── 記事

[メンバー] NG野(記)、Rげん、スージー(会員外)
7/19 8:10 室堂~14:30 剱岳~17:00 三ノ窓
7/20 5:15 三ノ窓~6:30 剱尾根R2~7:00 剱尾根コルB~8:30 中央ルンゼF4下~8:40 下部の岩壁~11:00 ハイマツ帯~12:00 岩稜帯~13:00 上部の岩壁~15:00 剱尾根~15:30 長次郎の頭~16:30 三ノ窓
7/21 4:30 三ノ窓~6:15 剱岳~12:00 室堂
2年前の夏に剱尾根主稜を登ったときに見えた右俣奥壁ドーム稜、近年はあまり登られていないようだが、登山体系に『比較的多くの登攀者を迎えている』とあって、楽しめるルートではないかと興味を持っていた。
ルートは、下部の岩壁が3ピッチ、ハイマツ帯1時間、岩稜帯1時間、上部の岩壁3ピッチという構成で手頃だ。
岩は気を付ける必要はあるが特段に脆いわけでもなく、残置ピン、灌木やハイマツ、カムでプロテクションも取れ、フリーで登れる。

────

__練習問題__:
1. ドーム稜の記事について、次の問いに答えてください。
(a) 7/20に剱尾根コルBに着いたのは何時ですか？
(b) 下部の岩壁は何ピッチですか？
(c) プロテクションは何で取れるとされていますか？
2. ドーム稜の記事を、最後の文の続きから書き進めてください。
資料はこの作業には一切関わりません。

── 提供データ

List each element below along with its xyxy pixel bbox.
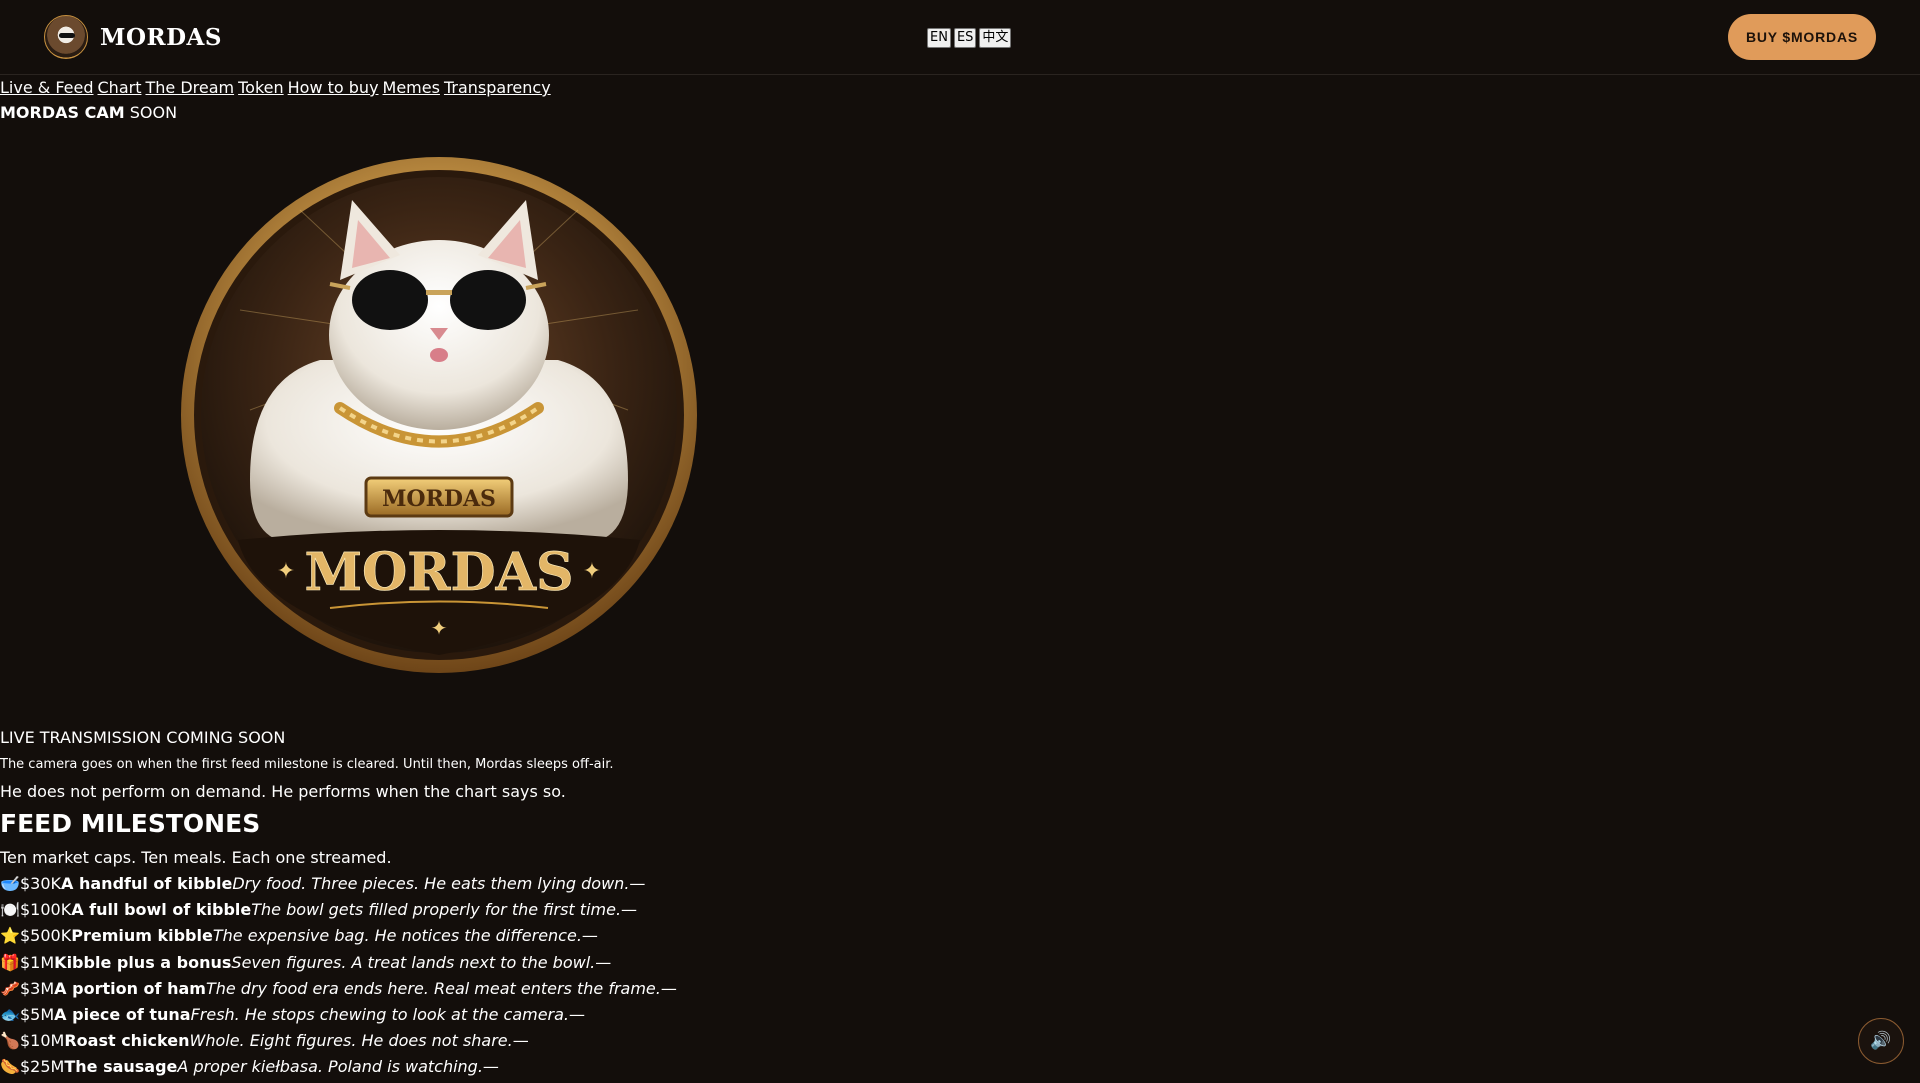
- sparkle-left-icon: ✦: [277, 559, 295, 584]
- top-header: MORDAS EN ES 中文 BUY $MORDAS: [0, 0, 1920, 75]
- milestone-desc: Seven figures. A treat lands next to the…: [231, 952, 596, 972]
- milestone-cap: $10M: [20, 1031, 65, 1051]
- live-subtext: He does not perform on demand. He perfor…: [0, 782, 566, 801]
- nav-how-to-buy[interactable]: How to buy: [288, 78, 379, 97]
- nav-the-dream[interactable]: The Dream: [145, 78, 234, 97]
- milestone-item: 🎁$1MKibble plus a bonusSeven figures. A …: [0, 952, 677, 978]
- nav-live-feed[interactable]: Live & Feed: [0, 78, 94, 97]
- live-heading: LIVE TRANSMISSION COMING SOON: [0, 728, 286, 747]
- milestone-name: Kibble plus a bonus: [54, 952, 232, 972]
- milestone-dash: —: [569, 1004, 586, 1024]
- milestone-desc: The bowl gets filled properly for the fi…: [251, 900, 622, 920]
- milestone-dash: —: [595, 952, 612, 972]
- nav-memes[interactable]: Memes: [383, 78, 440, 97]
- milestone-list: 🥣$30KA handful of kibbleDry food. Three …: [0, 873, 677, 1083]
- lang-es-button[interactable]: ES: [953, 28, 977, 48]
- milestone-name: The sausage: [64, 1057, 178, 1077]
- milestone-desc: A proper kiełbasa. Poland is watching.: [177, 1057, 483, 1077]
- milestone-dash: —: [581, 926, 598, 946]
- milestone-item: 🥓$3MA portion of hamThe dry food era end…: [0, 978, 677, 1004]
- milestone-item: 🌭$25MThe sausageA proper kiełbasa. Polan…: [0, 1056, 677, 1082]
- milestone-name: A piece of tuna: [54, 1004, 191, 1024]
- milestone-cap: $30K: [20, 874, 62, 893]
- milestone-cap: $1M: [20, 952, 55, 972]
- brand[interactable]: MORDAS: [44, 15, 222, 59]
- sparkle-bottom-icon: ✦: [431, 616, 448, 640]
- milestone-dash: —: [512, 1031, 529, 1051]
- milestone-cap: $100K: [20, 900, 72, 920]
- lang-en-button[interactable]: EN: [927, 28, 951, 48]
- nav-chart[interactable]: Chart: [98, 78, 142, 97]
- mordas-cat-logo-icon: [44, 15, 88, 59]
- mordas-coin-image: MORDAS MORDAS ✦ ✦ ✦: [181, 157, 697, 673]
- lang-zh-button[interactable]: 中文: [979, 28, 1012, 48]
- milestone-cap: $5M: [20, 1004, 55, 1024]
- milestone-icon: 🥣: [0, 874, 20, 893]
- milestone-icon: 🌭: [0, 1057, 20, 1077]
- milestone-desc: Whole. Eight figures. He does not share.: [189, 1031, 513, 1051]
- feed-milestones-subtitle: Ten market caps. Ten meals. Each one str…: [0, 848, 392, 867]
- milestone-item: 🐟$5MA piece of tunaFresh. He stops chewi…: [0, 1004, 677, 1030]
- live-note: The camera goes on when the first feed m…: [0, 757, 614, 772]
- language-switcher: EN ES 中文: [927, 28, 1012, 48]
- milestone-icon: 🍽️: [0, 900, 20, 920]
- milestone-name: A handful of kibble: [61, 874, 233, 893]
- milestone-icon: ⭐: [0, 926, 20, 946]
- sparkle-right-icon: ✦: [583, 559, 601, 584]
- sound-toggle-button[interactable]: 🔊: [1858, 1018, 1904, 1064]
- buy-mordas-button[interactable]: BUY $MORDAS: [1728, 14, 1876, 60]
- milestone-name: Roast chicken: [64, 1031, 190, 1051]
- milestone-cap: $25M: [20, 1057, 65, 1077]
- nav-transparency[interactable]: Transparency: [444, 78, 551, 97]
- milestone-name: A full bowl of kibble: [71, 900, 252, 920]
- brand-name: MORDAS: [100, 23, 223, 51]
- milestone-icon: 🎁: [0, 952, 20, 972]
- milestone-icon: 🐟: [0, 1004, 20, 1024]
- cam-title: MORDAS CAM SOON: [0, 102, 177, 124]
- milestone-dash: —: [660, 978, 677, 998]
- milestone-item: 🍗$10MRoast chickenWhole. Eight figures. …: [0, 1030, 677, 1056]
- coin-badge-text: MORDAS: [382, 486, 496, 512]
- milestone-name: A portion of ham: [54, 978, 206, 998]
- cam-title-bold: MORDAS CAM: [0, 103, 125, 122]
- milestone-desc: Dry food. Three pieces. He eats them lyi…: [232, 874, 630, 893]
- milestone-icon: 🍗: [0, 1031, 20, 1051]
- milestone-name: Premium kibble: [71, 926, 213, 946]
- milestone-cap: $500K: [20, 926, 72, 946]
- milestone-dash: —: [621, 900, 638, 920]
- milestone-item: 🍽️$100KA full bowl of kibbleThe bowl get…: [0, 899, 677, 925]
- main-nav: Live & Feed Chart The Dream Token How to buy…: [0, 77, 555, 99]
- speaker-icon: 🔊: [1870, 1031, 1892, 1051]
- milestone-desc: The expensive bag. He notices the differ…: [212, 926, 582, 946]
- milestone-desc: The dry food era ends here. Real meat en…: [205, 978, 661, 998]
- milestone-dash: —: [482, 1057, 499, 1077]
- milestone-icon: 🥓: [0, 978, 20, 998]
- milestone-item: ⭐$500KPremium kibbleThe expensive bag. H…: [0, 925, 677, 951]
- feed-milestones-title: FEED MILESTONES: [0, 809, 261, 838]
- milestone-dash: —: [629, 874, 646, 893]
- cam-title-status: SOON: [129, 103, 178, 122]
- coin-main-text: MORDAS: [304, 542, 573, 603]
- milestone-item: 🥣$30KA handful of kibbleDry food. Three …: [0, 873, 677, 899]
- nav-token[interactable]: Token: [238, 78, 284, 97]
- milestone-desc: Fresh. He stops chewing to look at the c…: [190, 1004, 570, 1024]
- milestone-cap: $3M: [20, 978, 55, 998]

────
── 提供データ

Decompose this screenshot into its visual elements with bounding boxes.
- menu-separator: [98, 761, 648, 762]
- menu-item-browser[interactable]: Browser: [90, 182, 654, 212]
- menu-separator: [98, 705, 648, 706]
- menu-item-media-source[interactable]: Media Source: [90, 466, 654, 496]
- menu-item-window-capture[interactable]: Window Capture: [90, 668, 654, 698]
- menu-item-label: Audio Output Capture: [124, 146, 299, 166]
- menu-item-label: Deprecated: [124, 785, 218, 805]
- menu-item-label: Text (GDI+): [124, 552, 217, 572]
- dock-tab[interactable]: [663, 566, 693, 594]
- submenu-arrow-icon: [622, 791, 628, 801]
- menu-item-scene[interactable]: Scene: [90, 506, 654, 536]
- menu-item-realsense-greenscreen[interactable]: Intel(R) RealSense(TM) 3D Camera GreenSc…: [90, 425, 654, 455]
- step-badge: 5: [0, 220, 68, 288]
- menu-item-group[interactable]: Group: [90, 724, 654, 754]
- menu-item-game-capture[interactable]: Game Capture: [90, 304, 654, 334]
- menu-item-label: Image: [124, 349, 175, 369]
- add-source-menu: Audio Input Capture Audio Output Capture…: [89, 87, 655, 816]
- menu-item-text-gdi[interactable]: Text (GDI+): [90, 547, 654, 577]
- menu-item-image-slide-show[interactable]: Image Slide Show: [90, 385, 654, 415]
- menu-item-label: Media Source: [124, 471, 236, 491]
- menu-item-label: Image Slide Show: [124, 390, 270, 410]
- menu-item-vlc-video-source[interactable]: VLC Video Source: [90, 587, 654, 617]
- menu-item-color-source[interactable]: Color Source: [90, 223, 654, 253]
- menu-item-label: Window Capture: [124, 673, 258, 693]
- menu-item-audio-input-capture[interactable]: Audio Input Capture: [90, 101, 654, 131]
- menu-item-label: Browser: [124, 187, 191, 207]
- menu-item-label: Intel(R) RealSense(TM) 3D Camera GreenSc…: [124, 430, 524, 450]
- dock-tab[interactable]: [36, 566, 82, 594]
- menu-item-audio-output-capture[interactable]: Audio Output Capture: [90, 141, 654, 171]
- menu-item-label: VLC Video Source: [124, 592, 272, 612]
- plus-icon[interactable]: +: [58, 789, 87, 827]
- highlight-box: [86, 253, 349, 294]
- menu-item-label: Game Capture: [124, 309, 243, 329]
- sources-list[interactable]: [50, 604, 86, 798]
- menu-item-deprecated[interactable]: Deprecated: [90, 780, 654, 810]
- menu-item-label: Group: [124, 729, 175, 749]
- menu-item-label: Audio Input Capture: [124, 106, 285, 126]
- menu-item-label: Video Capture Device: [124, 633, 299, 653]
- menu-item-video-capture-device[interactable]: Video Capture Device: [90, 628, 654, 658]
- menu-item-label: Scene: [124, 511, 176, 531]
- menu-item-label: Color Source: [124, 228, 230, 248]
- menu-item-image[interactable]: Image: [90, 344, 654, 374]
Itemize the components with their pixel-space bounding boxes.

────

__解答一覧__:
1.
(a) 7:00
(b) 3ピッチ
(c) 残置ピン、灌木やハイマツ、カム

2.
何と言っても景色は雄大で、周辺の人気ルート(チンネ左稜線は10パーティ入っていたとか)と違い、静かなクライミングが楽しめる良いルートであった。
以下に示すグレードは体感。
アプローチ

池ノ谷左俣の雪渓を登り、剱尾根R2へ。
ルート中で雪渓はここだけ。

R2 は、途中のチョックストーン越えが III級くらい。
ノーロープで登れるが、すぐ上に懸垂下降用の支点があるので心配ならロープを出してもよいと思う。

コルBにあがる手前がかなりザレてて悪かった。

コルB から αルンゼを懸垂。

しばらくクライムダウンして、2度目の懸垂。

またクライムダウンして、3度目の懸垂。
これで、中央ルンゼ F4 下に着く。

上部に右俣奥壁ドーム稜の 2ピッチ目に当たる凹角が見える。

右のリッジに上がり、すぐのスラブも登れそうだったが、セルフビレイを取れる残置ピンや灌木が無く、いったん下がったところの踏み跡をもう少し辿る。
そこには灌木があったので、それでセルフビレイを取り、登攀開始。
下部の岩壁

1ピッチ目 III+ 20m (NG野)
出だしは残置ピンが見当たらず、所々に生えている灌木やハイマツにランナーを取って登る。
中間に残置ピンがあり利用。
最後、右に乗りあがったところに、残置ピン3つと汚いスリングがあり、そこをビレイポイントとした。

1ピッチ目のビレイポイントからルートを見下ろす。

2ピッチ目 IV 30m (Rげん)
顕著な凹角に向かい、その凹角を左に回り込んで垂壁を登る。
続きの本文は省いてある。